#### Task to carry out
All of the material should be reproduced exactly, with pictures left out.
## Begin Entries supplied
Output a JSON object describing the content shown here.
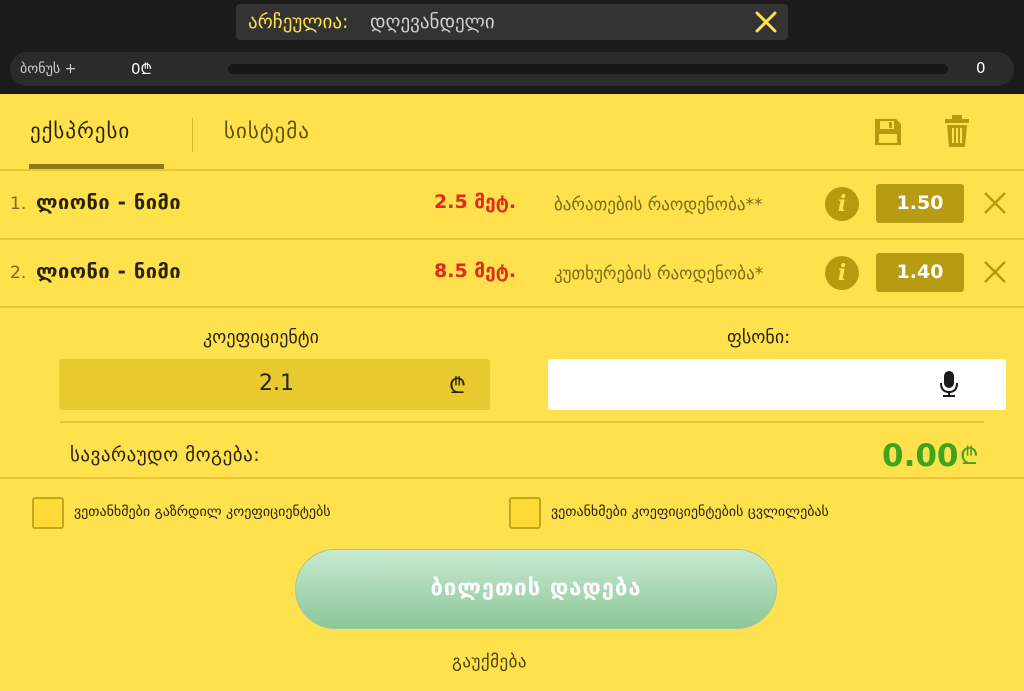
{
  "header": {
    "selected_label": "არჩეულია:",
    "selected_value": "დღევანდელი",
    "close_icon": "close-icon"
  },
  "bonus": {
    "label": "ბონუს +",
    "amount": "0₾",
    "progress": 0,
    "count": "0"
  },
  "tabs": [
    {
      "label": "ექსპრესი",
      "active": true
    },
    {
      "label": "სისტემა",
      "active": false
    }
  ],
  "toolbar": {
    "save_icon": "save-icon",
    "trash_icon": "trash-icon"
  },
  "bets": [
    {
      "index": "1.",
      "event": "ლიონი - ნიმი",
      "selection": "2.5 მეტ.",
      "market": "ბარათების რაოდენობა**",
      "odd": "1.50"
    },
    {
      "index": "2.",
      "event": "ლიონი - ნიმი",
      "selection": "8.5 მეტ.",
      "market": "კუთხურების რაოდენობა*",
      "odd": "1.40"
    }
  ],
  "coefficient": {
    "label": "კოეფიციენტი",
    "value": "2.1",
    "currency": "₾"
  },
  "stake": {
    "label": "ფსონი:",
    "placeholder": "",
    "icon": "mic-icon"
  },
  "possible_win": {
    "label": "სავარაუდო მოგება:",
    "amount": "0.00",
    "currency": "₾"
  },
  "options": [
    {
      "label": "ვეთანხმები გაზრდილ კოეფიციენტებს",
      "checked": false
    },
    {
      "label": "ვეთანხმები კოეფიციენტების ცვლილებას",
      "checked": false
    }
  ],
  "actions": {
    "place_bet": "ბილეთის დადება",
    "cancel": "გაუქმება"
  },
  "colors": {
    "background": "#ffe14d",
    "odds_box": "#b79b12",
    "selection_red": "#e02a1a",
    "win_green": "#3ba51c",
    "topbar": "#1b1b1b"
  }
}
## End Entries supplied
#### The answer
Output a JSON object describing the content shown here.
{
  "header": {
    "selected_label": "არჩეულია:",
    "selected_value": "დღევანდელი",
    "close_icon": "close-icon"
  },
  "bonus": {
    "label": "ბონუს +",
    "amount": "0₾",
    "progress": 0,
    "count": "0"
  },
  "tabs": [
    {
      "label": "ექსპრესი",
      "active": true
    },
    {
      "label": "სისტემა",
      "active": false
    }
  ],
  "toolbar": {
    "save_icon": "save-icon",
    "trash_icon": "trash-icon"
  },
  "bets": [
    {
      "index": "1.",
      "event": "ლიონი - ნიმი",
      "selection": "2.5 მეტ.",
      "market": "ბარათების რაოდენობა**",
      "odd": "1.50"
    },
    {
      "index": "2.",
      "event": "ლიონი - ნიმი",
      "selection": "8.5 მეტ.",
      "market": "კუთხურების რაოდენობა*",
      "odd": "1.40"
    }
  ],
  "coefficient": {
    "label": "კოეფიციენტი",
    "value": "2.1",
    "currency": "₾"
  },
  "stake": {
    "label": "ფსონი:",
    "placeholder": "",
    "icon": "mic-icon"
  },
  "possible_win": {
    "label": "სავარაუდო მოგება:",
    "amount": "0.00",
    "currency": "₾"
  },
  "options": [
    {
      "label": "ვეთანხმები გაზრდილ კოეფიციენტებს",
      "checked": false
    },
    {
      "label": "ვეთანხმები კოეფიციენტების ცვლილებას",
      "checked": false
    }
  ],
  "actions": {
    "place_bet": "ბილეთის დადება",
    "cancel": "გაუქმება"
  },
  "colors": {
    "background": "#ffe14d",
    "odds_box": "#b79b12",
    "selection_red": "#e02a1a",
    "win_green": "#3ba51c",
    "topbar": "#1b1b1b"
  }
}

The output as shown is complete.